▶ Aim of the task: Leave out the pictures and repeat the data exactly.

Records about charts and figures:
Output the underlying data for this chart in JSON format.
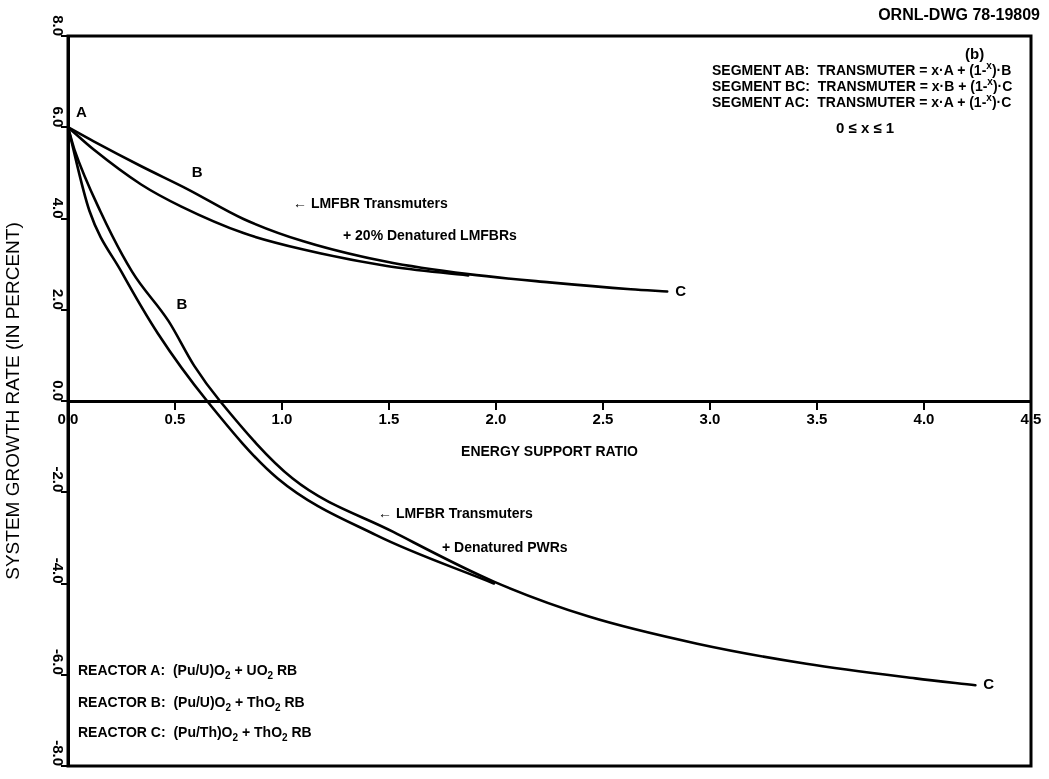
{
  "chart_data": {
    "type": "line",
    "xlabel": "ENERGY SUPPORT RATIO",
    "ylabel": "SYSTEM GROWTH RATE (IN PERCENT)",
    "xlim": [
      0,
      4.5
    ],
    "ylim": [
      -8,
      8
    ],
    "xticks": [
      {
        "value": 0,
        "label": "0.0"
      },
      0.5,
      {
        "value": 1,
        "label": "1.0"
      },
      1.5,
      {
        "value": 2,
        "label": "2.0"
      },
      2.5,
      {
        "value": 3,
        "label": "3.0"
      },
      3.5,
      {
        "value": 4,
        "label": "4.0"
      },
      4.5
    ],
    "yticks": [
      {
        "value": -8,
        "label": "-8.0"
      },
      {
        "value": -6,
        "label": "-6.0"
      },
      {
        "value": -4,
        "label": "-4.0"
      },
      {
        "value": -2,
        "label": "-2.0"
      },
      {
        "value": 0,
        "label": "0.0"
      },
      {
        "value": 2,
        "label": "2.0"
      },
      {
        "value": 4,
        "label": "4.0"
      },
      {
        "value": 6,
        "label": "6.0"
      },
      {
        "value": 8,
        "label": "8.0"
      }
    ],
    "grid": false,
    "legend": false,
    "marker": "none",
    "line_style": "solid",
    "series": [
      {
        "color": "#000000",
        "x": [
          0,
          0.12,
          0.34,
          0.56,
          0.82,
          1.1,
          1.49,
          1.87,
          2.25,
          2.63,
          2.8
        ],
        "values": [
          6.0,
          5.69,
          5.15,
          4.64,
          3.99,
          3.5,
          3.05,
          2.78,
          2.6,
          2.45,
          2.4
        ]
      },
      {
        "color": "#000000",
        "x": [
          0,
          0.12,
          0.34,
          0.53,
          0.82,
          1.1,
          1.49,
          1.87
        ],
        "values": [
          6.0,
          5.51,
          4.75,
          4.26,
          3.68,
          3.32,
          2.96,
          2.75
        ]
      },
      {
        "color": "#000000",
        "x": [
          0,
          0.03,
          0.15,
          0.3,
          0.47,
          0.59,
          0.71,
          1.05,
          1.52,
          1.99,
          2.43,
          2.94,
          3.45,
          3.96,
          4.24
        ],
        "values": [
          6.0,
          5.51,
          4.17,
          2.83,
          1.75,
          0.77,
          0,
          -1.7,
          -2.87,
          -3.96,
          -4.72,
          -5.32,
          -5.76,
          -6.08,
          -6.23
        ]
      },
      {
        "color": "#000000",
        "x": [
          0,
          0.1,
          0.25,
          0.42,
          0.65,
          0.98,
          1.44,
          1.99
        ],
        "values": [
          6.0,
          4.17,
          2.83,
          1.48,
          0,
          -1.7,
          -2.94,
          -4.0
        ]
      }
    ],
    "annotations": [
      "ORNL-DWG 78-19809",
      "(b)",
      "SEGMENT AB:  TRANSMUTER = x·A + (1-$^{x}$)·B",
      "SEGMENT BC:  TRANSMUTER = x·B + (1-$^{x}$)·C",
      "SEGMENT AC:  TRANSMUTER = x·A + (1-$^{x}$)·C",
      "0 ≤ x ≤ 1",
      "← LMFBR Transmuters",
      "+ 20% Denatured LMFBRs",
      "← LMFBR Transmuters",
      "+ Denatured PWRs",
      "REACTOR A:  (Pu/U)O$_{2}$ + UO$_{2}$ RB",
      "REACTOR B:  (Pu/U)O$_{2}$ + ThO$_{2}$ RB",
      "REACTOR C:  (Pu/Th)O$_{2}$ + ThO$_{2}$ RB",
      {
        "text": "A",
        "x": 0,
        "y": 6.0
      },
      {
        "text": "B",
        "x": 0.56,
        "y": 4.64
      },
      {
        "text": "C",
        "x": 2.8,
        "y": 2.4
      },
      {
        "text": "B",
        "x": 0.47,
        "y": 1.75
      },
      {
        "text": "C",
        "x": 4.24,
        "y": -6.23
      }
    ]
  }
}
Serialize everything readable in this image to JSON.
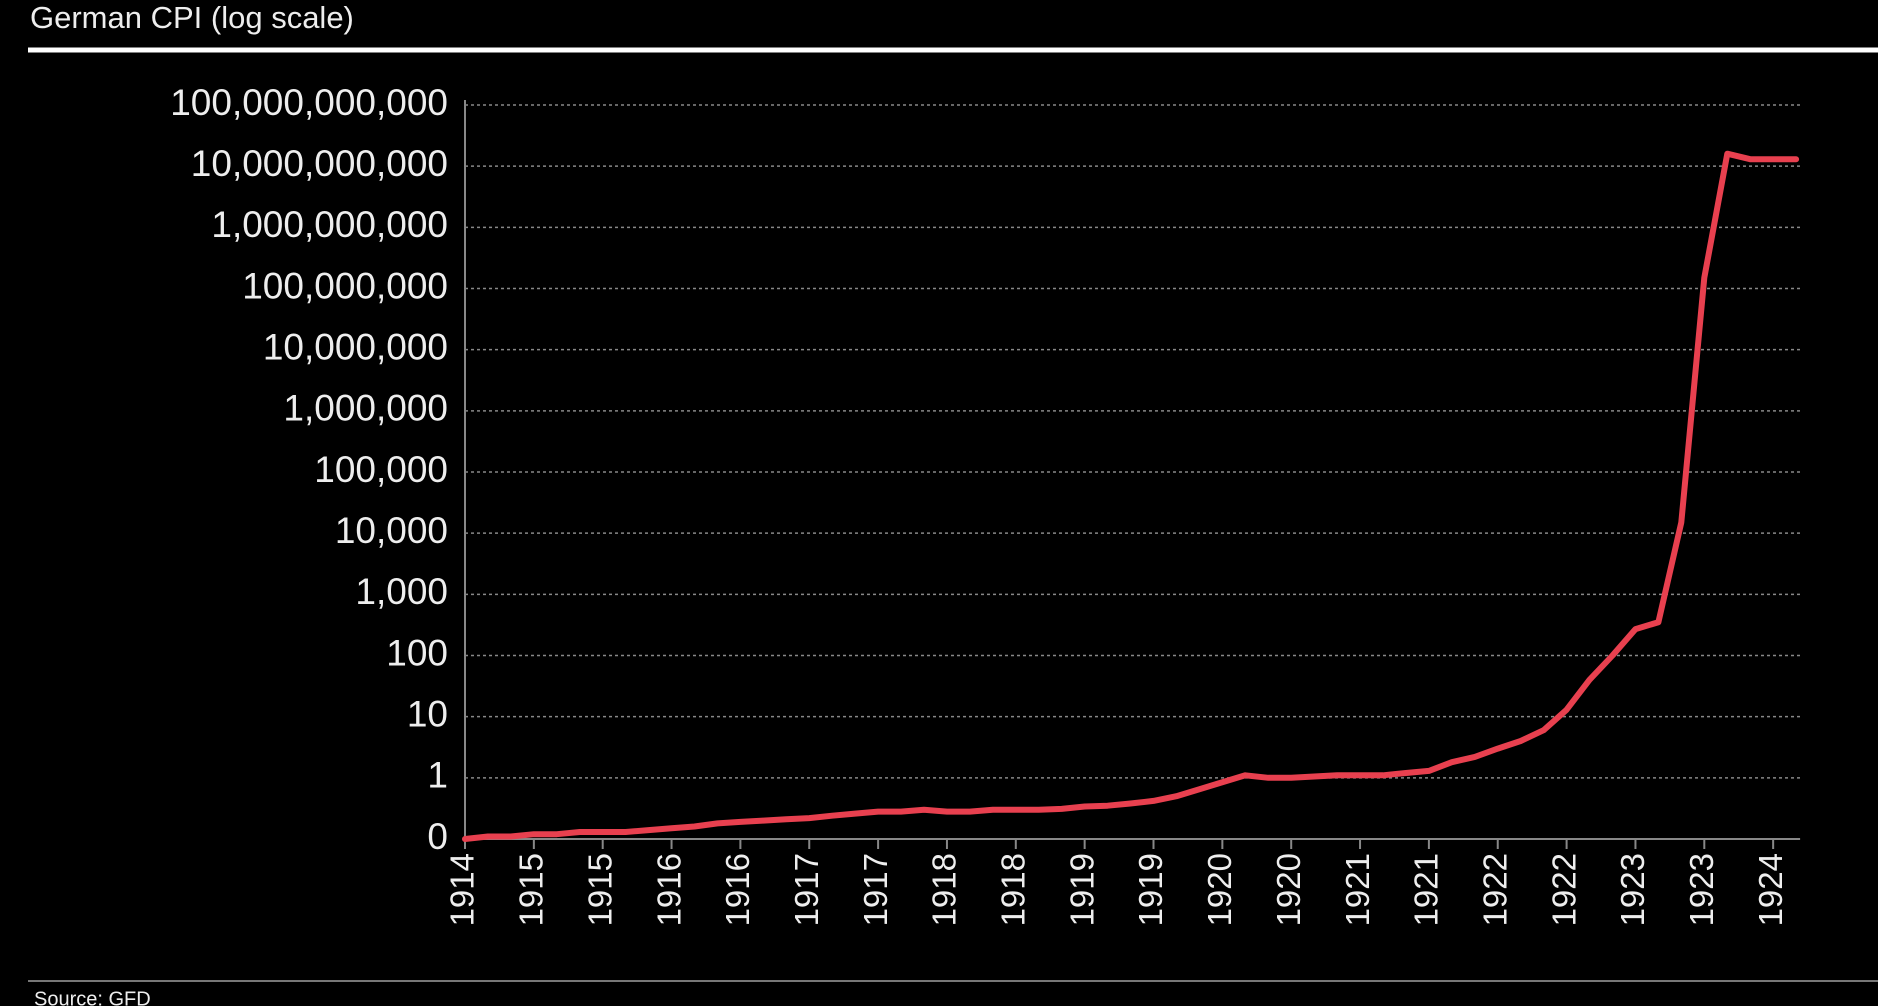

▶ Correct result:
Output the underlying data for this chart in JSON format.
{
  "chart_data": {
    "type": "line",
    "xlabel": "ENERGY SUPPORT RATIO",
    "ylabel": "SYSTEM GROWTH RATE (IN PERCENT)",
    "xlim": [
      0,
      4.5
    ],
    "ylim": [
      -8,
      8
    ],
    "xticks": [
      {
        "value": 0,
        "label": "0.0"
      },
      0.5,
      {
        "value": 1,
        "label": "1.0"
      },
      1.5,
      {
        "value": 2,
        "label": "2.0"
      },
      2.5,
      {
        "value": 3,
        "label": "3.0"
      },
      3.5,
      {
        "value": 4,
        "label": "4.0"
      },
      4.5
    ],
    "yticks": [
      {
        "value": -8,
        "label": "-8.0"
      },
      {
        "value": -6,
        "label": "-6.0"
      },
      {
        "value": -4,
        "label": "-4.0"
      },
      {
        "value": -2,
        "label": "-2.0"
      },
      {
        "value": 0,
        "label": "0.0"
      },
      {
        "value": 2,
        "label": "2.0"
      },
      {
        "value": 4,
        "label": "4.0"
      },
      {
        "value": 6,
        "label": "6.0"
      },
      {
        "value": 8,
        "label": "8.0"
      }
    ],
    "grid": false,
    "legend": false,
    "marker": "none",
    "line_style": "solid",
    "series": [
      {
        "color": "#000000",
        "x": [
          0,
          0.12,
          0.34,
          0.56,
          0.82,
          1.1,
          1.49,
          1.87,
          2.25,
          2.63,
          2.8
        ],
        "values": [
          6.0,
          5.69,
          5.15,
          4.64,
          3.99,
          3.5,
          3.05,
          2.78,
          2.6,
          2.45,
          2.4
        ]
      },
      {
        "color": "#000000",
        "x": [
          0,
          0.12,
          0.34,
          0.53,
          0.82,
          1.1,
          1.49,
          1.87
        ],
        "values": [
          6.0,
          5.51,
          4.75,
          4.26,
          3.68,
          3.32,
          2.96,
          2.75
        ]
      },
      {
        "color": "#000000",
        "x": [
          0,
          0.03,
          0.15,
          0.3,
          0.47,
          0.59,
          0.71,
          1.05,
          1.52,
          1.99,
          2.43,
          2.94,
          3.45,
          3.96,
          4.24
        ],
        "values": [
          6.0,
          5.51,
          4.17,
          2.83,
          1.75,
          0.77,
          0,
          -1.7,
          -2.87,
          -3.96,
          -4.72,
          -5.32,
          -5.76,
          -6.08,
          -6.23
        ]
      },
      {
        "color": "#000000",
        "x": [
          0,
          0.1,
          0.25,
          0.42,
          0.65,
          0.98,
          1.44,
          1.99
        ],
        "values": [
          6.0,
          4.17,
          2.83,
          1.48,
          0,
          -1.7,
          -2.94,
          -4.0
        ]
      }
    ],
    "annotations": [
      "ORNL-DWG 78-19809",
      "(b)",
      "SEGMENT AB:  TRANSMUTER = x·A + (1-$^{x}$)·B",
      "SEGMENT BC:  TRANSMUTER = x·B + (1-$^{x}$)·C",
      "SEGMENT AC:  TRANSMUTER = x·A + (1-$^{x}$)·C",
      "0 ≤ x ≤ 1",
      "← LMFBR Transmuters",
      "+ 20% Denatured LMFBRs",
      "← LMFBR Transmuters",
      "+ Denatured PWRs",
      "REACTOR A:  (Pu/U)O$_{2}$ + UO$_{2}$ RB",
      "REACTOR B:  (Pu/U)O$_{2}$ + ThO$_{2}$ RB",
      "REACTOR C:  (Pu/Th)O$_{2}$ + ThO$_{2}$ RB",
      {
        "text": "A",
        "x": 0,
        "y": 6.0
      },
      {
        "text": "B",
        "x": 0.56,
        "y": 4.64
      },
      {
        "text": "C",
        "x": 2.8,
        "y": 2.4
      },
      {
        "text": "B",
        "x": 0.47,
        "y": 1.75
      },
      {
        "text": "C",
        "x": 4.24,
        "y": -6.23
      }
    ]
  }
}
Serialize everything readable in this image to JSON.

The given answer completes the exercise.